-- start of STORED ROWS --

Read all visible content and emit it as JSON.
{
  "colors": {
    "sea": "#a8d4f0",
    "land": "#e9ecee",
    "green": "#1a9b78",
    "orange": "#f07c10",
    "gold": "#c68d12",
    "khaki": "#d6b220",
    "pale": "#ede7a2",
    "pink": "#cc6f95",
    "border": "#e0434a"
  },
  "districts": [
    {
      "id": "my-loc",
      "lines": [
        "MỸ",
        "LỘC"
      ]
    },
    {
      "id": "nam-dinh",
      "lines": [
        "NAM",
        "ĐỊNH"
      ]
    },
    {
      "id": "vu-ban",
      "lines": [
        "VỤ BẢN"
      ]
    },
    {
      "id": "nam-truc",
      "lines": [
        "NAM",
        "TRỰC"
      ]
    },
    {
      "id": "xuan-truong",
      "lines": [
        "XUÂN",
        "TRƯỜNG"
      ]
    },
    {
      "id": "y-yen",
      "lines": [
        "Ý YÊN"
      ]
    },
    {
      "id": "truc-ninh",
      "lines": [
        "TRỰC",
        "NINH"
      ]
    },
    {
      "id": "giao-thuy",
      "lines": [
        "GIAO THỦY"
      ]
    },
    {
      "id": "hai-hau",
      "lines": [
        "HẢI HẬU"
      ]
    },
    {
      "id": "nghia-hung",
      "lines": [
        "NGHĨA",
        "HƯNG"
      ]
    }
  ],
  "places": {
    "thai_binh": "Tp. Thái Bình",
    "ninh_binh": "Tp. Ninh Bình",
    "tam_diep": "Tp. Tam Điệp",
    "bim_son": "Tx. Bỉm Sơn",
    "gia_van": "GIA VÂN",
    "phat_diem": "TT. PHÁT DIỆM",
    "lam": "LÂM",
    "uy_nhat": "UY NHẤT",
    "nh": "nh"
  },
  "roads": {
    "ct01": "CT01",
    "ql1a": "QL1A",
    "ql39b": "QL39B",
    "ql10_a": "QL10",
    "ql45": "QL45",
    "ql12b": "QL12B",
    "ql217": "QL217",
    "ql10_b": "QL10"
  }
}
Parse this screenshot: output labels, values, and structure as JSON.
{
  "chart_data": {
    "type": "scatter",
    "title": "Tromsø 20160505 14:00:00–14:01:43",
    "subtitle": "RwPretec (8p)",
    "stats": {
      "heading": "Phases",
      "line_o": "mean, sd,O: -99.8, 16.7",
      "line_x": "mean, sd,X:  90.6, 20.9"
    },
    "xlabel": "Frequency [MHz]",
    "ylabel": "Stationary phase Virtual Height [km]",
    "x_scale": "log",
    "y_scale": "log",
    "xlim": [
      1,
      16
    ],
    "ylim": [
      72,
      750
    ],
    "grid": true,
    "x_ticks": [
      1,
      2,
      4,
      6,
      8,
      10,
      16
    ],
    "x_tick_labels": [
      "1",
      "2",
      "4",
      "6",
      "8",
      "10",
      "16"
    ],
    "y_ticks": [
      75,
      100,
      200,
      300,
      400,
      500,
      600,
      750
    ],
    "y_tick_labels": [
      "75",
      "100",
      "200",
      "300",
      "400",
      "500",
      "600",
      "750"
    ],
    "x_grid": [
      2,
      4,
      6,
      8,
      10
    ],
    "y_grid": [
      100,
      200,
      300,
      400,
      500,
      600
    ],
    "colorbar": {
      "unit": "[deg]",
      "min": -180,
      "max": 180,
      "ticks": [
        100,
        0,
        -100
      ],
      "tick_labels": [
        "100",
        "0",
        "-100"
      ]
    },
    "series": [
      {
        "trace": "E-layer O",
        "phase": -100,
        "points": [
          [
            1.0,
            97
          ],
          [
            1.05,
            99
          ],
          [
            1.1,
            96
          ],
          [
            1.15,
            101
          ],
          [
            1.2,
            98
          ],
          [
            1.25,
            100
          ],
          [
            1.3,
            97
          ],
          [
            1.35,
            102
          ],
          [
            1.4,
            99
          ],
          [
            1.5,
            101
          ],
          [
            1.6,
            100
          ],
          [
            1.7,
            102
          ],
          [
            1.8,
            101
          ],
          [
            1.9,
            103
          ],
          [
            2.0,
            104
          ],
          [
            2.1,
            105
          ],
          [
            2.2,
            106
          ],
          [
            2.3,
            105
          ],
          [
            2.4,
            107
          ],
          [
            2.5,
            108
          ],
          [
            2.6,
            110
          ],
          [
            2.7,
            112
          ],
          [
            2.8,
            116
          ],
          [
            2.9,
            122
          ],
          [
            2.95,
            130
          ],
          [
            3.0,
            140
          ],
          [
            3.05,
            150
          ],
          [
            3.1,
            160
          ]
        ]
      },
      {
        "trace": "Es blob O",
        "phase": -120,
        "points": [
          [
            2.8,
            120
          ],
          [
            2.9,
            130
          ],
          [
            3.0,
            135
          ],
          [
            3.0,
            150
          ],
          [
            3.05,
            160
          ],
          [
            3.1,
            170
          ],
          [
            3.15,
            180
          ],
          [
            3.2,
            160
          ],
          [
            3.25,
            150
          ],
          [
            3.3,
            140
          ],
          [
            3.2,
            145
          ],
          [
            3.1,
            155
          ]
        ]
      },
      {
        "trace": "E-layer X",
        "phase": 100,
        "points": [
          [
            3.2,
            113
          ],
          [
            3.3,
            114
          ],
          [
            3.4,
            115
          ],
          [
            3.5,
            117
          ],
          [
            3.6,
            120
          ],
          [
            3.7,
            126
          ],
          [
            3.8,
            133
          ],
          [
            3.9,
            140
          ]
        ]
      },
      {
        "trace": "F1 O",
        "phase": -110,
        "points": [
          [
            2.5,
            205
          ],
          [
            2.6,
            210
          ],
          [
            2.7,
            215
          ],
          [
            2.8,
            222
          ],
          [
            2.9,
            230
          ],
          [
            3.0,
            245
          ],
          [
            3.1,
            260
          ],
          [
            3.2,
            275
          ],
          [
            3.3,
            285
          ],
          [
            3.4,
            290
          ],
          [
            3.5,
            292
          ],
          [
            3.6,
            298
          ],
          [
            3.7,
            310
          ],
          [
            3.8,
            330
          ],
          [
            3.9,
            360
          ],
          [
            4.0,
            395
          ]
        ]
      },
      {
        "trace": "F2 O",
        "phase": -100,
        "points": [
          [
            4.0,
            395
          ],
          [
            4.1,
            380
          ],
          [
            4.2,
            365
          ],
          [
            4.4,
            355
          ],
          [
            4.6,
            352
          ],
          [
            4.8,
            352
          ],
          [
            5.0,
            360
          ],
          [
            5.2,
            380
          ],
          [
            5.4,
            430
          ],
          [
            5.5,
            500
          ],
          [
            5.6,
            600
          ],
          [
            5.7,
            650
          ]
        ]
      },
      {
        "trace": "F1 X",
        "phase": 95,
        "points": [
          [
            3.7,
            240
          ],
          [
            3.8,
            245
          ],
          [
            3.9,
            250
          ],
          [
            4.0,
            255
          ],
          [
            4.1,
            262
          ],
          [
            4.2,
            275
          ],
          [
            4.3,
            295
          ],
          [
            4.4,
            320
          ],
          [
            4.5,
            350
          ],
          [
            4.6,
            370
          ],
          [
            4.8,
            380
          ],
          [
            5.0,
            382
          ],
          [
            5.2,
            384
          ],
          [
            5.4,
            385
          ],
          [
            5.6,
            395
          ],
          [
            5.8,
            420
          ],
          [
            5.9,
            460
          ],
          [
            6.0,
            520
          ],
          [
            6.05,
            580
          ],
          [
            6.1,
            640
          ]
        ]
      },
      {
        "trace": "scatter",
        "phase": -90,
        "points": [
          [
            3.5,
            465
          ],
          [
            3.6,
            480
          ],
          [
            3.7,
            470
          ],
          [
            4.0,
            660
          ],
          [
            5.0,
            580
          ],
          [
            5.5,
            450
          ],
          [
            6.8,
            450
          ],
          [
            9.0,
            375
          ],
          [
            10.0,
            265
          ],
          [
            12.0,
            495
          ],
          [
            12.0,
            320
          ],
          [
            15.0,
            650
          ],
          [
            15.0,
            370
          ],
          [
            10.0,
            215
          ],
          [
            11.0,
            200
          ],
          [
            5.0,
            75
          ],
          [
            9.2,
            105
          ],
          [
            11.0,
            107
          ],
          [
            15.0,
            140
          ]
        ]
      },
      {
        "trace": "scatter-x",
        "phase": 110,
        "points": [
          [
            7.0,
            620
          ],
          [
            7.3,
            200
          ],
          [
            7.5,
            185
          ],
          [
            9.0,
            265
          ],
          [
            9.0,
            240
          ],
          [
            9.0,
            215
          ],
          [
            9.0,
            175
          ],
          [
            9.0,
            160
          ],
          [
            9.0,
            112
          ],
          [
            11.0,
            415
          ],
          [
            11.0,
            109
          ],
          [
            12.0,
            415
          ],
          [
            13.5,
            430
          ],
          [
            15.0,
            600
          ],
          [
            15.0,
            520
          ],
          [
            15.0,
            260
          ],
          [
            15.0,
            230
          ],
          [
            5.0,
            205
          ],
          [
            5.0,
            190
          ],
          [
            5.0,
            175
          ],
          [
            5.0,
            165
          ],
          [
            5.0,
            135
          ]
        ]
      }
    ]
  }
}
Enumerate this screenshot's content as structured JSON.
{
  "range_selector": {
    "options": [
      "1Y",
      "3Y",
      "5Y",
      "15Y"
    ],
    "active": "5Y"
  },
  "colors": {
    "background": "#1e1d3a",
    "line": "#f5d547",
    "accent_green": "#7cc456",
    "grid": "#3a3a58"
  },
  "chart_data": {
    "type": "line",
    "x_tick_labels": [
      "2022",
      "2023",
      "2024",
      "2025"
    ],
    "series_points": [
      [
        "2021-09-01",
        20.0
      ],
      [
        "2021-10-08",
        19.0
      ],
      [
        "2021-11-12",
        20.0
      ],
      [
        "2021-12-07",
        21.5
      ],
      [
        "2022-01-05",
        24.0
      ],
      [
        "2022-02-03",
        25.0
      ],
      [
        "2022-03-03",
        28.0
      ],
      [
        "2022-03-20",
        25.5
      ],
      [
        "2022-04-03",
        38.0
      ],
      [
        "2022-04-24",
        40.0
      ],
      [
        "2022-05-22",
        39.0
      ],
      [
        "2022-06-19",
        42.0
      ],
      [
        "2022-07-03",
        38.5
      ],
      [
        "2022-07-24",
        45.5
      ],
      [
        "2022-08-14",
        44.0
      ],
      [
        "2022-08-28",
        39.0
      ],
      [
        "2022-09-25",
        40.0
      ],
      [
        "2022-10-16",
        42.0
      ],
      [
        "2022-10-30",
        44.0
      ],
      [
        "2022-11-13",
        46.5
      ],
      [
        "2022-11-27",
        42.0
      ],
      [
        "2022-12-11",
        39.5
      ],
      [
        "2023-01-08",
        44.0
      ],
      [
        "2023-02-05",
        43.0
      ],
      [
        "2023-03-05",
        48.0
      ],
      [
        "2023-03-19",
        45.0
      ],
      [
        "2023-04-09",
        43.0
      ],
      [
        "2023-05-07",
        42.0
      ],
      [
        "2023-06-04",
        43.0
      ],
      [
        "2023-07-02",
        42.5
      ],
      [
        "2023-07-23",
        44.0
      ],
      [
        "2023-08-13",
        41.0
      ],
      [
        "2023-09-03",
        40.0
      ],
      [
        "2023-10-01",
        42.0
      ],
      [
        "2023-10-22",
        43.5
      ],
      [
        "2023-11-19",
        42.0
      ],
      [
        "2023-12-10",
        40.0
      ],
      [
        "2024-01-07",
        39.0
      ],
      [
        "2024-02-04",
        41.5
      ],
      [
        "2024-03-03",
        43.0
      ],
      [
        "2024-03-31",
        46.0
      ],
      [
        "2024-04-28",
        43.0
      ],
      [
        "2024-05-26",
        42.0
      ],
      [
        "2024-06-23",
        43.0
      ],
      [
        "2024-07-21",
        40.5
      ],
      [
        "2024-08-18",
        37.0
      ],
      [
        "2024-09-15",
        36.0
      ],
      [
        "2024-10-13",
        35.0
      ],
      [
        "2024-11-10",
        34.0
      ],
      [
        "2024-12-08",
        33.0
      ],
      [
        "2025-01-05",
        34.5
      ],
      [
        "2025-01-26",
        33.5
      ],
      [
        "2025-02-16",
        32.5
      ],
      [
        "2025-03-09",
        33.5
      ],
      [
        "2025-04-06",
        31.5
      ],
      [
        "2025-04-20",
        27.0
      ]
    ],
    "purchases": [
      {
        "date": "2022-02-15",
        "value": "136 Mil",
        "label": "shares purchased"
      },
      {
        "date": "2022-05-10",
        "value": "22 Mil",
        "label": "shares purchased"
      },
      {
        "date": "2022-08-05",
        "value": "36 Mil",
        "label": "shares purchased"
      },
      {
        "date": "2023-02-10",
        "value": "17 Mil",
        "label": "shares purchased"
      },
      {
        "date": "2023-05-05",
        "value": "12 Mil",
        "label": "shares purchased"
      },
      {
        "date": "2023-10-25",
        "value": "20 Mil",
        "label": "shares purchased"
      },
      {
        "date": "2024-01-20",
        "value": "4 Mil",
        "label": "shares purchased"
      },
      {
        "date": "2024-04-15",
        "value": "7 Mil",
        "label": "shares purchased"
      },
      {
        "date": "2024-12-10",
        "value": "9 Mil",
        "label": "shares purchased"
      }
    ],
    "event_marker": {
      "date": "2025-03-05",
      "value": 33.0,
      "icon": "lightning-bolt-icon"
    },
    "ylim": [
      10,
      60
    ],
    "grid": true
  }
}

-- end of STORED ROWS --

§ TASK OBJECTIVE
Extract every line above containing the word "content".

§ RESPONSE
Read all visible content and emit it as JSON.
Enumerate this screenshot's content as structured JSON.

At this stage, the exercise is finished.